> **Stated problem**
Count the lines below that contain "name". Give only the number.

+---+

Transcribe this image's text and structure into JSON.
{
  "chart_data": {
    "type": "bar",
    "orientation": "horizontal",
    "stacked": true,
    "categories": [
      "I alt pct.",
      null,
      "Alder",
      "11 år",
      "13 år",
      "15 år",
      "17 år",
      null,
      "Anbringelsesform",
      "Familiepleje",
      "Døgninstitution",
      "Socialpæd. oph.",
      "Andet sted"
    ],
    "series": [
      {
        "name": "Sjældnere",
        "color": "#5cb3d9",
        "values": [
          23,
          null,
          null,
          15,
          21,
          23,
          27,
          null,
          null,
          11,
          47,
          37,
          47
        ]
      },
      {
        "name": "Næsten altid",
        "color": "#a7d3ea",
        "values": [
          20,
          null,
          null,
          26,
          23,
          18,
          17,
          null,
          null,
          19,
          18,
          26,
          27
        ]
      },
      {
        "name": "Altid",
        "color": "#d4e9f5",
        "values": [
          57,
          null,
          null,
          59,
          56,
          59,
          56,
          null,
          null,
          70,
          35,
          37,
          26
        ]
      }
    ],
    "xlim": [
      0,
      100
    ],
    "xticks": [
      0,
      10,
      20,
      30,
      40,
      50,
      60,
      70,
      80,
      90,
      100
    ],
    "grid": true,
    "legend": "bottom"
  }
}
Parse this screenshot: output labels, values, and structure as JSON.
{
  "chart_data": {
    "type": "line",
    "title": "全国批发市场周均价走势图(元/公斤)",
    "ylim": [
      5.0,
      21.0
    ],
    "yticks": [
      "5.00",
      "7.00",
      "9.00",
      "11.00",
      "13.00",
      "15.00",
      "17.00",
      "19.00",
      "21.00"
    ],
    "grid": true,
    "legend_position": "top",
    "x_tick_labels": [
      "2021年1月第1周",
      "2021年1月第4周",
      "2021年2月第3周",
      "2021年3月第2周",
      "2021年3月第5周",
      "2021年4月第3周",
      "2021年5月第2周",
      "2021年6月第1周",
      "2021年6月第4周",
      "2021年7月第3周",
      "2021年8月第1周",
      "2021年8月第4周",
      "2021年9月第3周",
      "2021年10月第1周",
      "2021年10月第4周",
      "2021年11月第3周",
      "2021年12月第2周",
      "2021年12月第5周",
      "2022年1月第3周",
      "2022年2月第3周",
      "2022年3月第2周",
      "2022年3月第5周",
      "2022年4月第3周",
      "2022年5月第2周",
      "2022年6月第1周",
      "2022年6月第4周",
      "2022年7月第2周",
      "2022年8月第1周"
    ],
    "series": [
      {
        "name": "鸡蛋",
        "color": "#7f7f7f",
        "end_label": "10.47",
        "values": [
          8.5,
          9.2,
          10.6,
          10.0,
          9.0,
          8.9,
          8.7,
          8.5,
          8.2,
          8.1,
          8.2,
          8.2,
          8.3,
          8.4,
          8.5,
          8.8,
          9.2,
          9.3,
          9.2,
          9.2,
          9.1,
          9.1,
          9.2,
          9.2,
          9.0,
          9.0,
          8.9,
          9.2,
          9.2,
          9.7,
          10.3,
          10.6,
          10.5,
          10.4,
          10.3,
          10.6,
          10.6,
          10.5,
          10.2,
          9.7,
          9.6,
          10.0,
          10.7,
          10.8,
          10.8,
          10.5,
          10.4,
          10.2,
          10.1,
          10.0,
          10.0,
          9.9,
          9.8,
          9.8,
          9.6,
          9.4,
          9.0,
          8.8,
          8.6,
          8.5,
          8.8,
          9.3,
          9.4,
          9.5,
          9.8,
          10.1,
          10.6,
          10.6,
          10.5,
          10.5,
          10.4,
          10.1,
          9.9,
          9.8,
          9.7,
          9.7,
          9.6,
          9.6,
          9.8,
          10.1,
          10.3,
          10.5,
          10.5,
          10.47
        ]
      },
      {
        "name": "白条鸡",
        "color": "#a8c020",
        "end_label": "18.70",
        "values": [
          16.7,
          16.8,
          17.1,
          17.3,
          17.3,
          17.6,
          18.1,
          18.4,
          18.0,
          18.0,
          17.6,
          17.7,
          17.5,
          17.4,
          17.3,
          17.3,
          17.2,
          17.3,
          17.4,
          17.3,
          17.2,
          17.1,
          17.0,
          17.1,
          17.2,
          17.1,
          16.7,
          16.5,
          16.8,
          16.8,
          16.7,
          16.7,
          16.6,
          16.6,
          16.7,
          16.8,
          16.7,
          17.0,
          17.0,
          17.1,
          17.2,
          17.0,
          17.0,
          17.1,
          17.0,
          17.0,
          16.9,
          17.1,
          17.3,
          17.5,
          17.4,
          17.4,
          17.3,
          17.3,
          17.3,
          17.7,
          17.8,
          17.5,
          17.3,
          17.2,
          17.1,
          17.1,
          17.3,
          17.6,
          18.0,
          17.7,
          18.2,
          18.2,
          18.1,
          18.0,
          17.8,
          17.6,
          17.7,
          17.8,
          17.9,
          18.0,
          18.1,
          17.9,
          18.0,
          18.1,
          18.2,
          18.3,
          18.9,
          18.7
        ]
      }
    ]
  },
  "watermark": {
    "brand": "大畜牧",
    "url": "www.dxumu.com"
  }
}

+---+

> **Response**
5